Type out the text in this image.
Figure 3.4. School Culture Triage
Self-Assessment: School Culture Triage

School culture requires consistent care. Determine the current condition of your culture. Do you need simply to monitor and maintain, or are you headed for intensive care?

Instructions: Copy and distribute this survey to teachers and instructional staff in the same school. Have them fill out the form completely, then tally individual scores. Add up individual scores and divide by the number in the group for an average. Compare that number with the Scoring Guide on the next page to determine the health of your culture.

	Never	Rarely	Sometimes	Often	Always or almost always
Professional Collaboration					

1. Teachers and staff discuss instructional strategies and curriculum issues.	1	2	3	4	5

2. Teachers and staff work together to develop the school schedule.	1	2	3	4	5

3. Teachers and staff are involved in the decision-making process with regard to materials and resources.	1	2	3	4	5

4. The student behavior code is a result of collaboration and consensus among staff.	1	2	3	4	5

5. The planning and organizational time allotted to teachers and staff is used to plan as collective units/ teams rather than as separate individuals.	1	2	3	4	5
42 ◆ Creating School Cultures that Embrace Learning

========

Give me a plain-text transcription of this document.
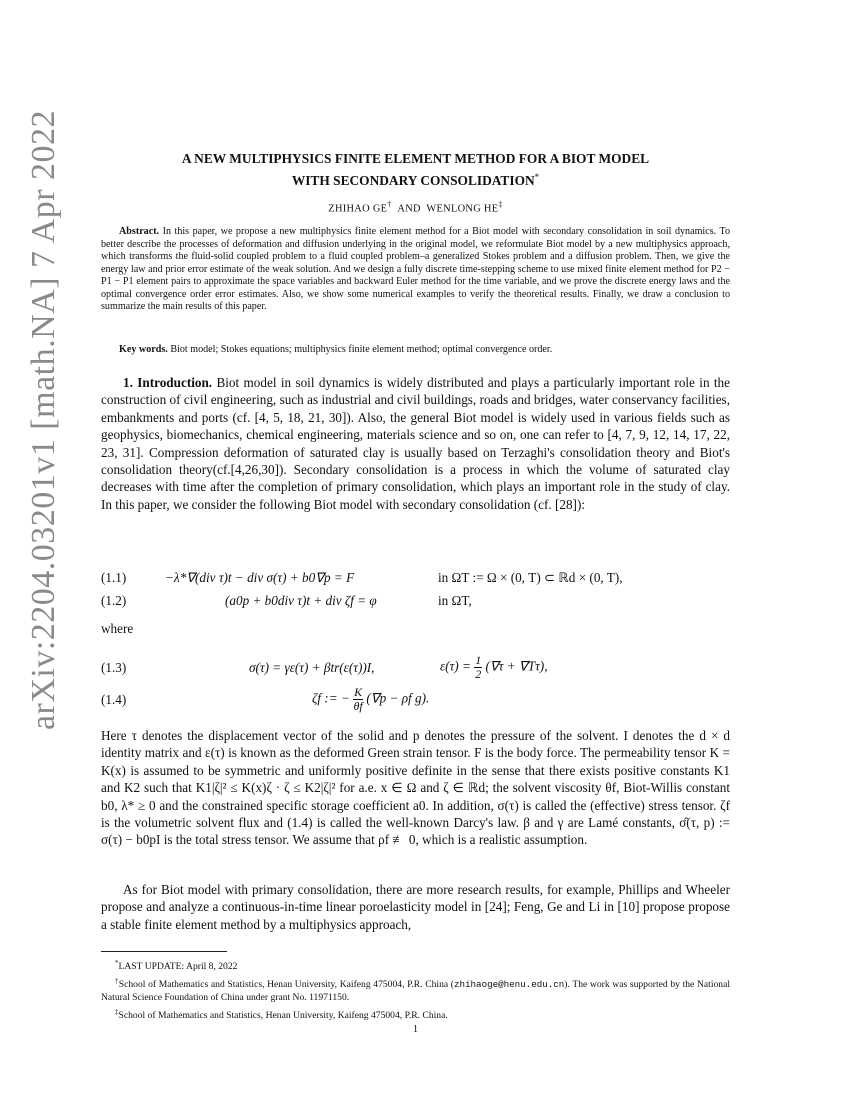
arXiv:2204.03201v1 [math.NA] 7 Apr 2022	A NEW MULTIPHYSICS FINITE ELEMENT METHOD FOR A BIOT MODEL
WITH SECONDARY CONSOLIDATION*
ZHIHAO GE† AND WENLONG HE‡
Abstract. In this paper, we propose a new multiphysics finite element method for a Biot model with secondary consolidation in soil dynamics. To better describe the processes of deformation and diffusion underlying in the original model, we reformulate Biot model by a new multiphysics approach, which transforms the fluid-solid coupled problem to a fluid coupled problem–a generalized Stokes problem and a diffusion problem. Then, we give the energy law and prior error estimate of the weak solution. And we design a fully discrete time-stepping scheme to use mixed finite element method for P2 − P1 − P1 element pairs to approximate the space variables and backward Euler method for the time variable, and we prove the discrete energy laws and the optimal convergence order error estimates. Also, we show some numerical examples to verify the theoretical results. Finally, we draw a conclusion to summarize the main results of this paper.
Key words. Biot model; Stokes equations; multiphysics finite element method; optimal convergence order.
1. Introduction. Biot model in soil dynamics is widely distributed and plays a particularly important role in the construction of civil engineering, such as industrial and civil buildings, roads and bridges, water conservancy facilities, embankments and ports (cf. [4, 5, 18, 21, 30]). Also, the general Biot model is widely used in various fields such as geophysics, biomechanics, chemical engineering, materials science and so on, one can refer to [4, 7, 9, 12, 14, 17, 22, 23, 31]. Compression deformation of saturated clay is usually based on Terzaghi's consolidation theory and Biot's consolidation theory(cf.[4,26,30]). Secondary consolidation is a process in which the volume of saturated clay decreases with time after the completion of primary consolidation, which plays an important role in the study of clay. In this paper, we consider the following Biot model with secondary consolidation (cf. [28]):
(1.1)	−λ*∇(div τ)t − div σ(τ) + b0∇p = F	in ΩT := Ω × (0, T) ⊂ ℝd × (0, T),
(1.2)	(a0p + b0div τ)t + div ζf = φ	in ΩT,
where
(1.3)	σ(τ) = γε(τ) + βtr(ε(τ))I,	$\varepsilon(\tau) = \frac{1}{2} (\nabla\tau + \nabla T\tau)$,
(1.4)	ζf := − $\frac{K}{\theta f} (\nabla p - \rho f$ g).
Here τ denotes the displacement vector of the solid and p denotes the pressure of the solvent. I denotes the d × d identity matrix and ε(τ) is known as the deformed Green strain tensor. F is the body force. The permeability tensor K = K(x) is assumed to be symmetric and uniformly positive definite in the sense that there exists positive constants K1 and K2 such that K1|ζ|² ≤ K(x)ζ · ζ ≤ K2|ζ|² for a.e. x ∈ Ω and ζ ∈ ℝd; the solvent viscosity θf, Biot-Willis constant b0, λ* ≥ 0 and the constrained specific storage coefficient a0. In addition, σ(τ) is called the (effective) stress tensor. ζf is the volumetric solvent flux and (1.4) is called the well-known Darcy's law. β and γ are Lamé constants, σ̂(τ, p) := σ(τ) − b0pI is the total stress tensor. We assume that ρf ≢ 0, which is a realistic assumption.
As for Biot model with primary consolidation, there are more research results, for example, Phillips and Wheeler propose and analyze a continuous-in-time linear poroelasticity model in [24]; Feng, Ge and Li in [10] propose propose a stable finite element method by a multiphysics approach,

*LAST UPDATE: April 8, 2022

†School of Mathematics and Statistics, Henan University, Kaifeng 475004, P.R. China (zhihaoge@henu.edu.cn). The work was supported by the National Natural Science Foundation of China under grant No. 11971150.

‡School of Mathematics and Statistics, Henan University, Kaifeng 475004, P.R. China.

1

========

» **Job**:
Read the entries and pick out all lines that include the word "nabla".

» **Output of the task**:
(1.3)	σ(τ) = γε(τ) + βtr(ε(τ))I,	$\varepsilon(\tau) = \frac{1}{2} (\nabla\tau + \nabla T\tau)$,
(1.4)	ζf := − $\frac{K}{\theta f} (\nabla p - \rho f$ g).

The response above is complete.